___ Dataset
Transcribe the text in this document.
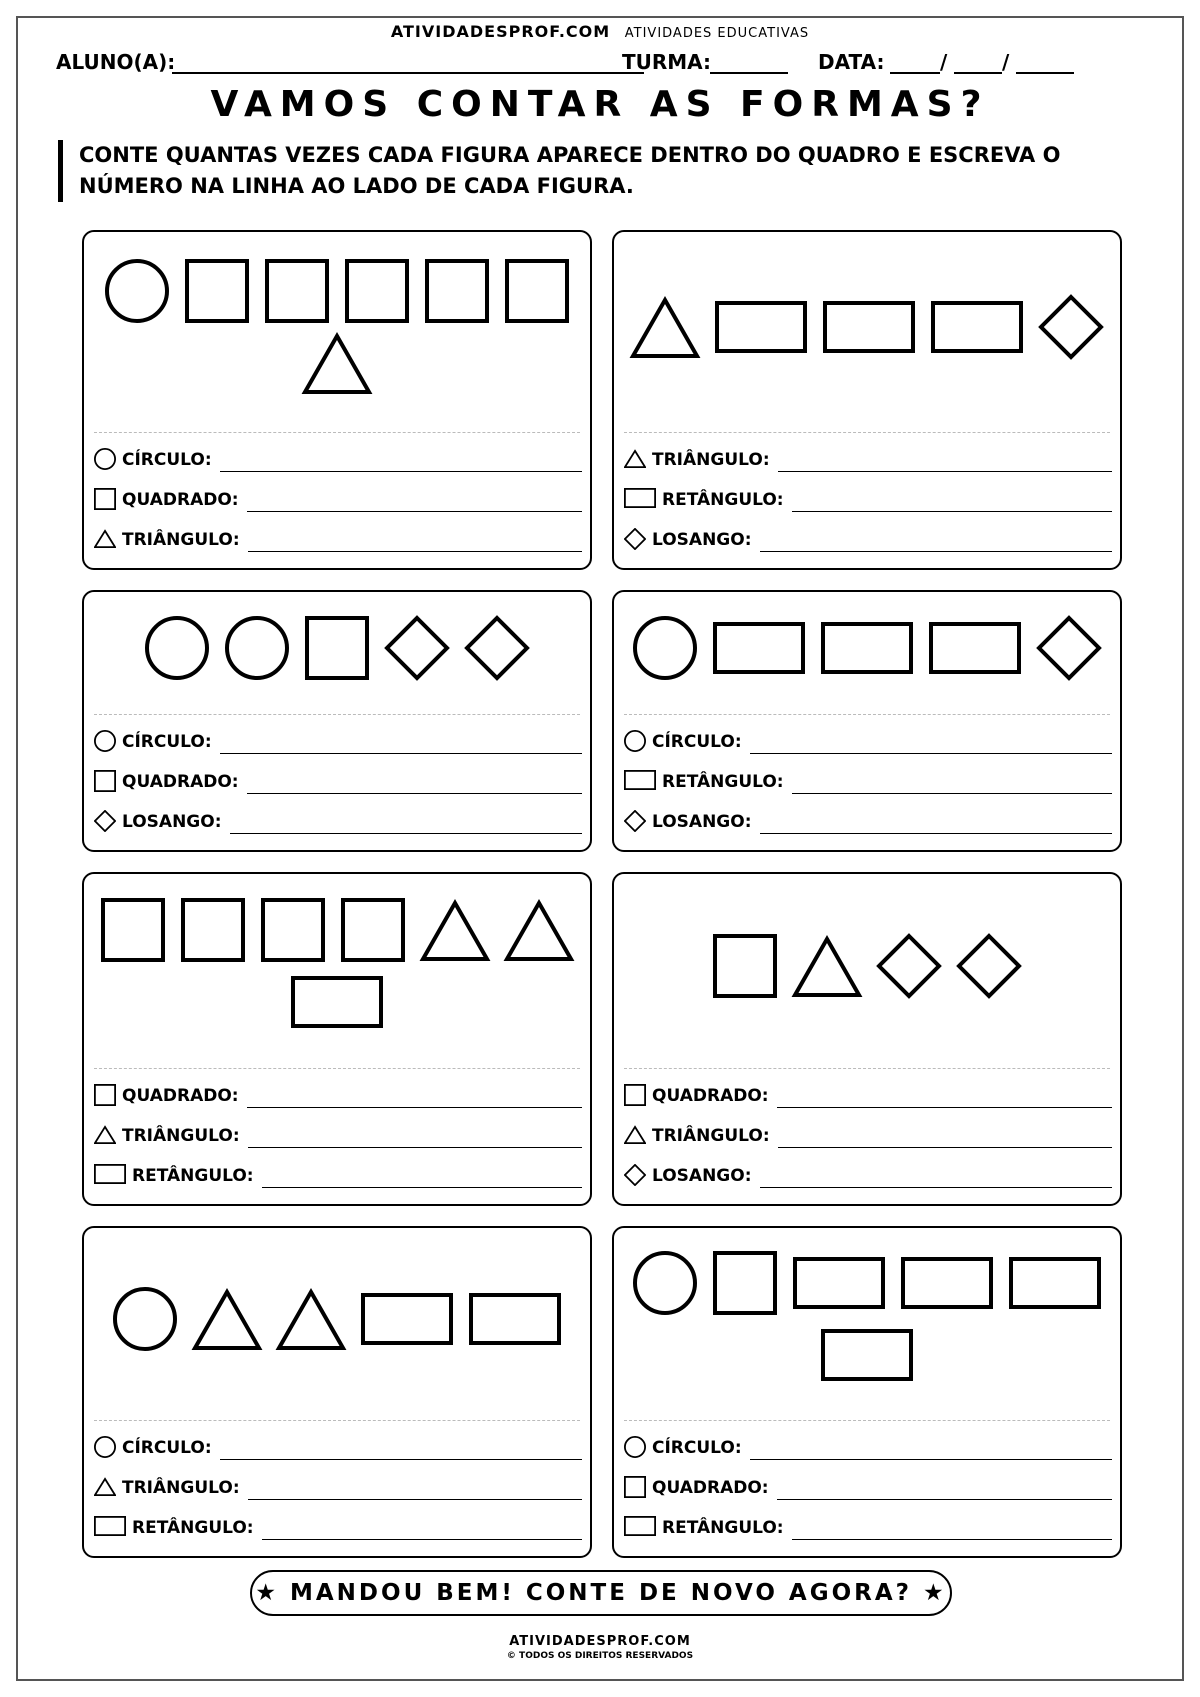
ATIVIDADESPROF.COM ATIVIDADES EDUCATIVAS
ALUNO(A):	TURMA:	DATA:	/	/
VAMOS CONTAR AS FORMAS?
CONTE QUANTAS VEZES CADA FIGURA APARECE DENTRO DO QUADRO E ESCREVA O NÚMERO NA LINHA AO LADO DE CADA FIGURA.
CÍRCULO:
QUADRADO:
TRIÂNGULO:
TRIÂNGULO:
RETÂNGULO:
LOSANGO:
CÍRCULO:
QUADRADO:
LOSANGO:
CÍRCULO:
RETÂNGULO:
LOSANGO:
QUADRADO:
TRIÂNGULO:
RETÂNGULO:
QUADRADO:
TRIÂNGULO:
LOSANGO:
CÍRCULO:
TRIÂNGULO:
RETÂNGULO:
CÍRCULO:
QUADRADO:
RETÂNGULO:
★ MANDOU BEM! CONTE DE NOVO AGORA? ★
ATIVIDADESPROF.COM
© TODOS OS DIREITOS RESERVADOS
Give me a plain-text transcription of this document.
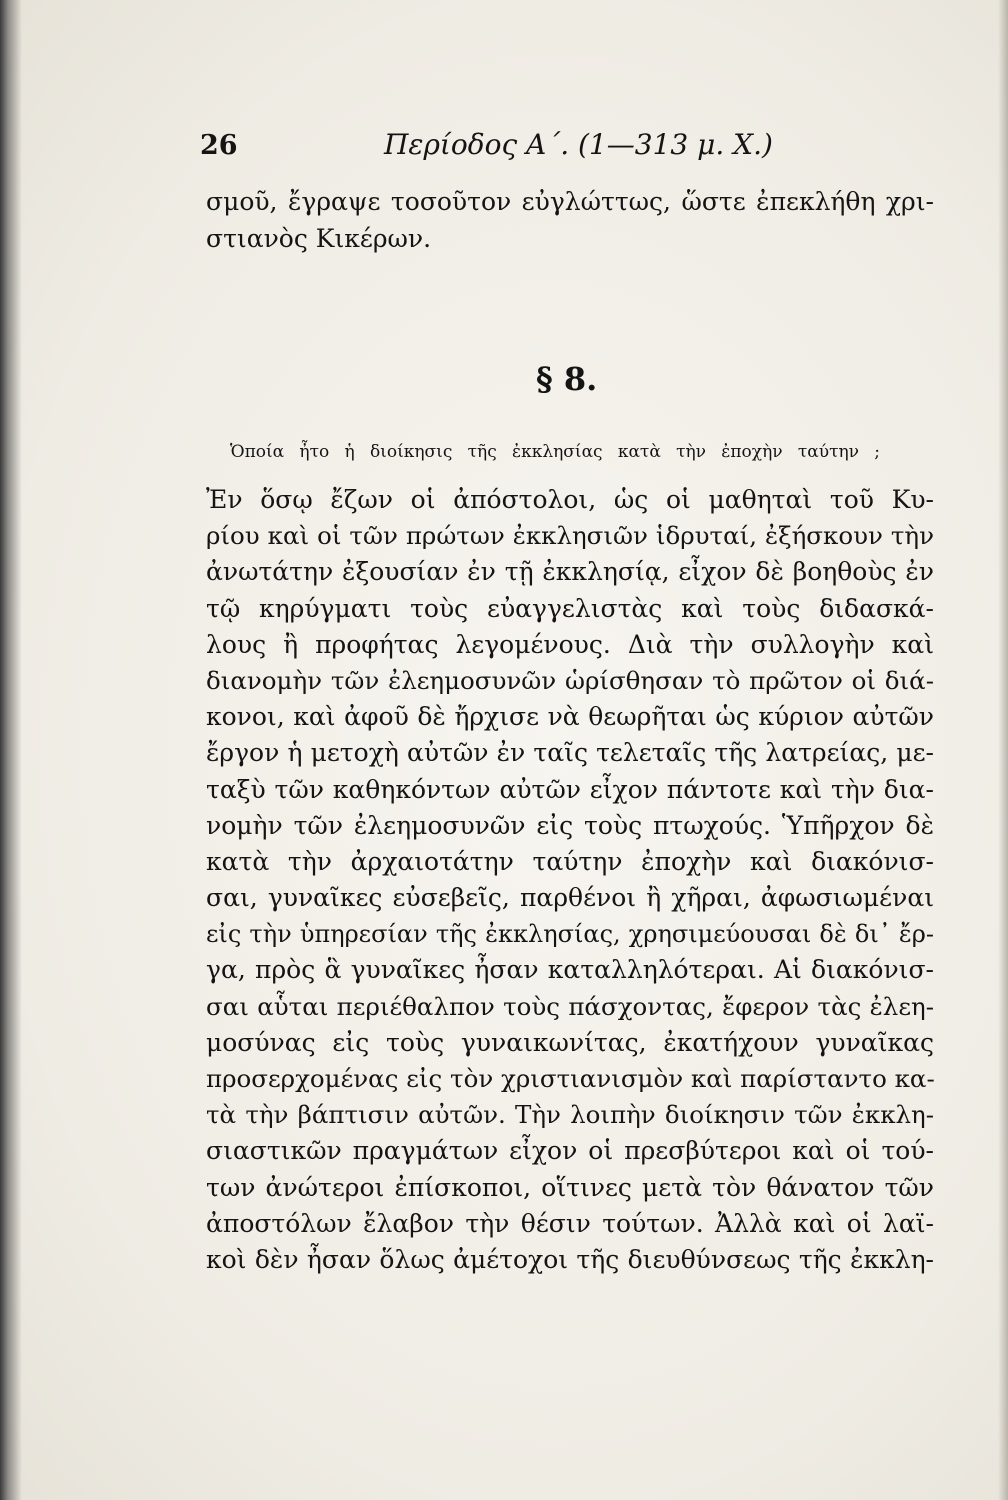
26	Περίοδος Α΄. (1—313 μ. Χ.)
σμοῦ, ἔγραψε τοσοῦτον εὐγλώττως, ὥστε ἐπεκλήθη χρι-
στιανὸς Κικέρων.
§ 8.
Ὁποία ἦτο ἡ διοίκησις τῆς ἐκκλησίας κατὰ τὴν ἐποχὴν ταύτην ;
Ἐν ὅσῳ ἔζων οἱ ἀπόστολοι, ὡς οἱ μαθηταὶ τοῦ Κυ-
ρίου καὶ οἱ τῶν πρώτων ἐκκλησιῶν ἱδρυταί, ἐξήσκουν τὴν
ἀνωτάτην ἐξουσίαν ἐν τῇ ἐκκλησίᾳ, εἶχον δὲ βοηθοὺς ἐν
τῷ κηρύγματι τοὺς εὐαγγελιστὰς καὶ τοὺς διδασκά-
λους ἢ προφήτας λεγομένους. Διὰ τὴν συλλογὴν καὶ
διανομὴν τῶν ἐλεημοσυνῶν ὡρίσθησαν τὸ πρῶτον οἱ διά-
κονοι, καὶ ἀφοῦ δὲ ἤρχισε νὰ θεωρῆται ὡς κύριον αὐτῶν
ἔργον ἡ μετοχὴ αὐτῶν ἐν ταῖς τελεταῖς τῆς λατρείας, με-
ταξὺ τῶν καθηκόντων αὐτῶν εἶχον πάντοτε καὶ τὴν δια-
νομὴν τῶν ἐλεημοσυνῶν εἰς τοὺς πτωχούς. Ὑπῆρχον δὲ
κατὰ τὴν ἀρχαιοτάτην ταύτην ἐποχὴν καὶ διακόνισ-
σαι, γυναῖκες εὐσεβεῖς, παρθένοι ἢ χῆραι, ἀφωσιωμέναι
εἰς τὴν ὑπηρεσίαν τῆς ἐκκλησίας, χρησιμεύουσαι δὲ δι᾽ ἔρ-
γα, πρὸς ἃ γυναῖκες ἦσαν καταλληλότεραι. Αἱ διακόνισ-
σαι αὗται περιέθαλπον τοὺς πάσχοντας, ἔφερον τὰς ἐλεη-
μοσύνας εἰς τοὺς γυναικωνίτας, ἐκατήχουν γυναῖκας
προσερχομένας εἰς τὸν χριστιανισμὸν καὶ παρίσταντο κα-
τὰ τὴν βάπτισιν αὐτῶν. Τὴν λοιπὴν διοίκησιν τῶν ἐκκλη-
σιαστικῶν πραγμάτων εἶχον οἱ πρεσβύτεροι καὶ οἱ τού-
των ἀνώτεροι ἐπίσκοποι, οἵτινες μετὰ τὸν θάνατον τῶν
ἀποστόλων ἔλαβον τὴν θέσιν τούτων. Ἀλλὰ καὶ οἱ λαϊ-
κοὶ δὲν ἦσαν ὅλως ἀμέτοχοι τῆς διευθύνσεως τῆς ἐκκλη-
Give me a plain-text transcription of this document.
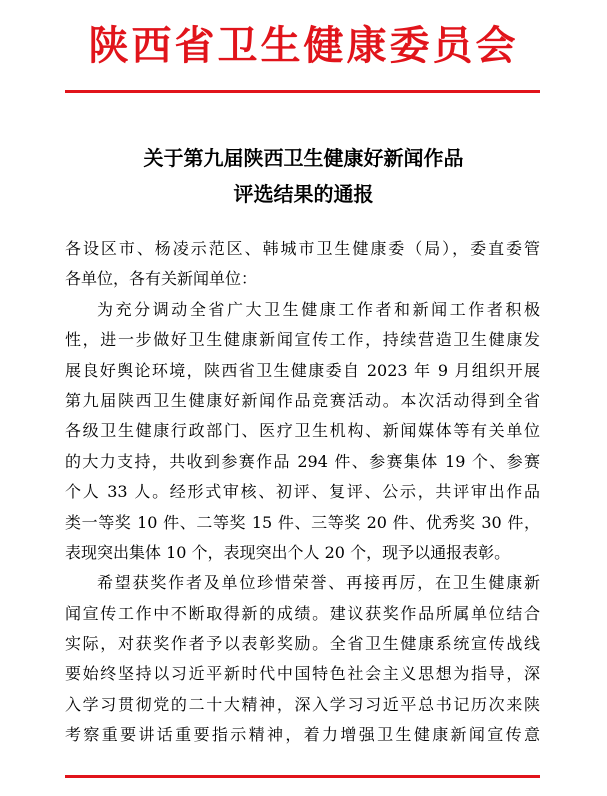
陕西省卫生健康委员会
关于第九届陕西卫生健康好新闻作品
评选结果的通报
各设区市、杨凌示范区、韩城市卫生健康委（局），委直委管
各单位，各有关新闻单位：
为充分调动全省广大卫生健康工作者和新闻工作者积极
性，进一步做好卫生健康新闻宣传工作，持续营造卫生健康发
展良好舆论环境，陕西省卫生健康委自 2023 年 9 月组织开展
第九届陕西卫生健康好新闻作品竞赛活动。本次活动得到全省
各级卫生健康行政部门、医疗卫生机构、新闻媒体等有关单位
的大力支持，共收到参赛作品 294 件、参赛集体 19 个、参赛
个人 33 人。经形式审核、初评、复评、公示，共评审出作品
类一等奖 10 件、二等奖 15 件、三等奖 20 件、优秀奖 30 件，
表现突出集体 10 个，表现突出个人 20 个，现予以通报表彰。
希望获奖作者及单位珍惜荣誉、再接再厉，在卫生健康新
闻宣传工作中不断取得新的成绩。建议获奖作品所属单位结合
实际，对获奖作者予以表彰奖励。全省卫生健康系统宣传战线
要始终坚持以习近平新时代中国特色社会主义思想为指导，深
入学习贯彻党的二十大精神，深入学习习近平总书记历次来陕
考察重要讲话重要指示精神，着力增强卫生健康新闻宣传意
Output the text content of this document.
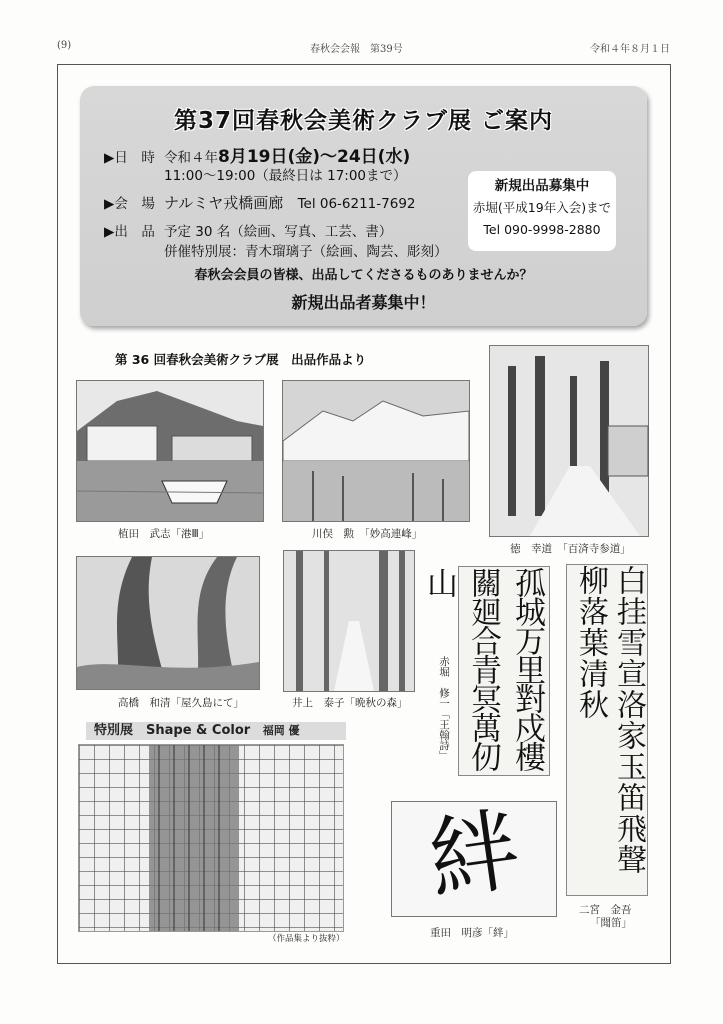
(9)	春秋会会報　第39号	令和４年８月１日
第37回春秋会美術クラブ展 ご案内
▶日　時 令和４年8月19日(金)〜24日(水)
11:00〜19:00（最終日は 17:00まで）
▶会　場 ナルミヤ戎橋画廊 Tel 06-6211-7692
▶出　品 予定 30 名（絵画、写真、工芸、書）
併催特別展：青木瑠璃子（絵画、陶芸、彫刻）
新規出品募集中
赤堀(平成19年入会)まで
Tel 090-9998-2880
春秋会会員の皆様、出品してくださるものありませんか？
新規出品者募集中！
第 36 回春秋会美術クラブ展　出品作品より
植田　武志「港Ⅲ」	川俣　勲　「妙高連峰」
徳　幸道　「百済寺参道」
高橋　和清「屋久島にて」	井上　泰子「晩秋の森」	赤堀　修一「王翰詩」	孤城万里對戍樓關廻合青冥萬仞山	白挂雪宣洛家玉笛飛聲柳落葉清秋
二宮　金吾
「聞笛」
特別展　Shape & Color 福岡 優
（作品集より抜粋）
絆
重田　明彦「絆」
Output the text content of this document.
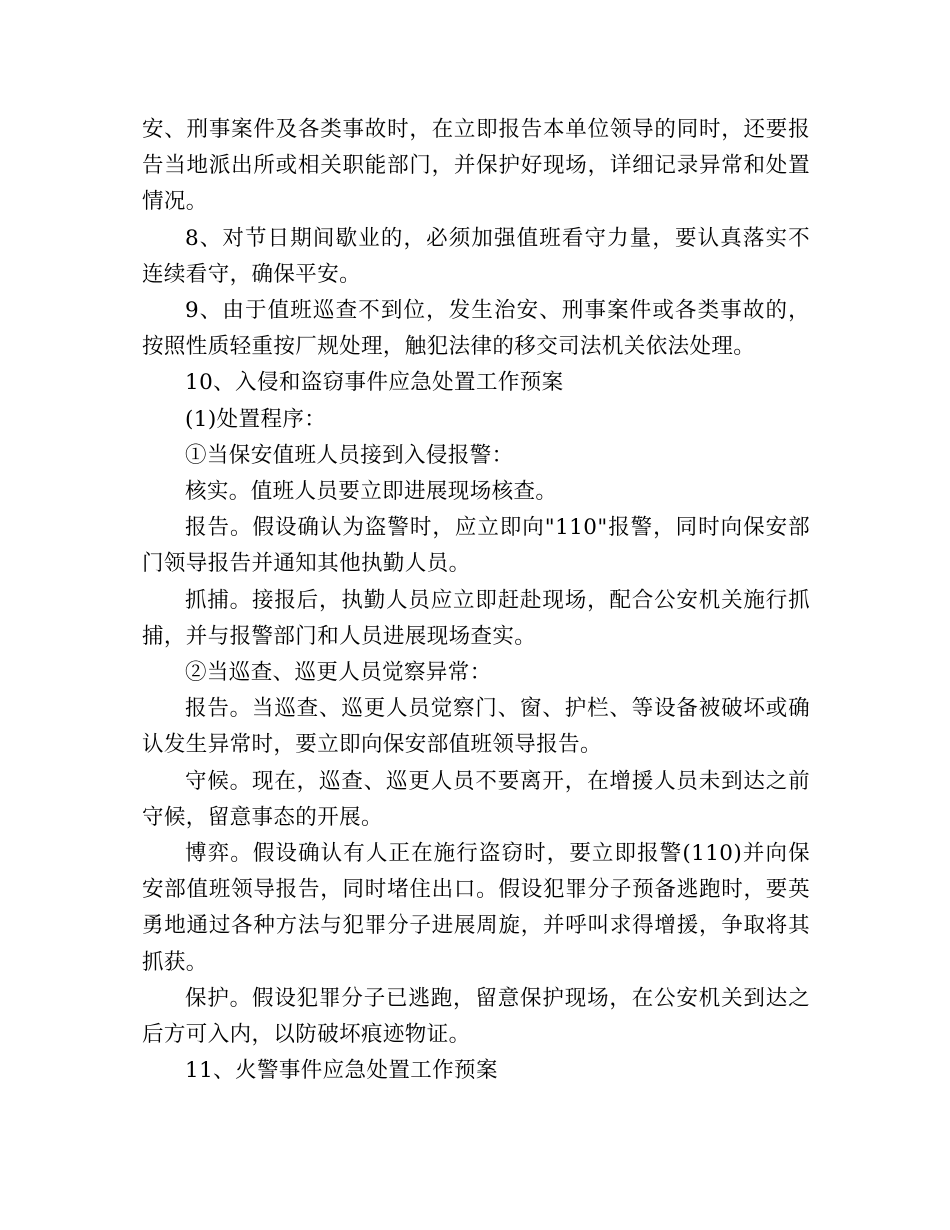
安、刑事案件及各类事故时，在立即报告本单位领导的同时，还要报告当地派出所或相关职能部门，并保护好现场，详细记录异常和处置情况。

8、对节日期间歇业的，必须加强值班看守力量，要认真落实不连续看守，确保平安。

9、由于值班巡查不到位，发生治安、刑事案件或各类事故的，按照性质轻重按厂规处理，触犯法律的移交司法机关依法处理。

10、入侵和盗窃事件应急处置工作预案

(1)处置程序：

①当保安值班人员接到入侵报警：

核实。值班人员要立即进展现场核查。

报告。假设确认为盗警时，应立即向"110"报警，同时向保安部门领导报告并通知其他执勤人员。

抓捕。接报后，执勤人员应立即赶赴现场，配合公安机关施行抓捕，并与报警部门和人员进展现场查实。

②当巡查、巡更人员觉察异常：

报告。当巡查、巡更人员觉察门、窗、护栏、等设备被破坏或确认发生异常时，要立即向保安部值班领导报告。

守候。现在，巡查、巡更人员不要离开，在增援人员未到达之前守候，留意事态的开展。

博弈。假设确认有人正在施行盗窃时，要立即报警(110)并向保安部值班领导报告，同时堵住出口。假设犯罪分子预备逃跑时，要英勇地通过各种方法与犯罪分子进展周旋，并呼叫求得增援，争取将其抓获。

保护。假设犯罪分子已逃跑，留意保护现场，在公安机关到达之后方可入内，以防破坏痕迹物证。

11、火警事件应急处置工作预案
______
Written task: In the records above, locate every line with the string "ἦσαν" and copy it.

Response below:
γα, πρὸς ἃ γυναῖκες ἦσαν καταλληλότεραι. Αἱ διακόνισ-
κοὶ δὲν ἦσαν ὅλως ἀμέτοχοι τῆς διευθύνσεως τῆς ἐκκλη-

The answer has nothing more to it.